>>>

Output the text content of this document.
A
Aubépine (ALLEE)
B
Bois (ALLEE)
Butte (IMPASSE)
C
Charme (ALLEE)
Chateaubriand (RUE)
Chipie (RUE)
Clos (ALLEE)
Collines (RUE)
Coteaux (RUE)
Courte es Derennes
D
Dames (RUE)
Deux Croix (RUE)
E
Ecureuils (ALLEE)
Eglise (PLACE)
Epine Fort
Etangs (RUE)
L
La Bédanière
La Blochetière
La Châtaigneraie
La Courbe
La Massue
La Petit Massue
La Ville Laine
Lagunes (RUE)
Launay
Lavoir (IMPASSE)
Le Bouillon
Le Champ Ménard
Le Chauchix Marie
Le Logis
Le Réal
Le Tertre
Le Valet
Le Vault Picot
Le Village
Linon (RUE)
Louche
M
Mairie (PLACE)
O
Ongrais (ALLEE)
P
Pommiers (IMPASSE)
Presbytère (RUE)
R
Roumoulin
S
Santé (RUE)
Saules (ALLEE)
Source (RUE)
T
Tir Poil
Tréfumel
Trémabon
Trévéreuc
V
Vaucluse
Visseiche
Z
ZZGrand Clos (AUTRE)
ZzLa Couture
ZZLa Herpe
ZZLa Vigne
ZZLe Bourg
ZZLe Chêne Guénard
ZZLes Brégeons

<<<

### [THE REQUEST]
Extract every entry above as it appears.

### [SOLVED EXERCISE]
Output the text content of this document.
A
Aubépine (ALLEE)
B
Bois (ALLEE)
Butte (IMPASSE)
C
Charme (ALLEE)
Chateaubriand (RUE)
Chipie (RUE)
Clos (ALLEE)
Collines (RUE)
Coteaux (RUE)
Courte es Derennes
D
Dames (RUE)
Deux Croix (RUE)
E
Ecureuils (ALLEE)
Eglise (PLACE)
Epine Fort
Etangs (RUE)
L
La Bédanière
La Blochetière
La Châtaigneraie
La Courbe
La Massue
La Petit Massue
La Ville Laine
Lagunes (RUE)
Launay
Lavoir (IMPASSE)
Le Bouillon
Le Champ Ménard
Le Chauchix Marie
Le Logis
Le Réal
Le Tertre
Le Valet
Le Vault Picot
Le Village
Linon (RUE)
Louche
M
Mairie (PLACE)
O
Ongrais (ALLEE)
P
Pommiers (IMPASSE)
Presbytère (RUE)
R
Roumoulin
S
Santé (RUE)
Saules (ALLEE)
Source (RUE)
T
Tir Poil
Tréfumel
Trémabon
Trévéreuc
V
Vaucluse
Visseiche
Z
ZZGrand Clos (AUTRE)
ZzLa Couture
ZZLa Herpe
ZZLa Vigne
ZZLe Bourg
ZZLe Chêne Guénard
ZZLes Brégeons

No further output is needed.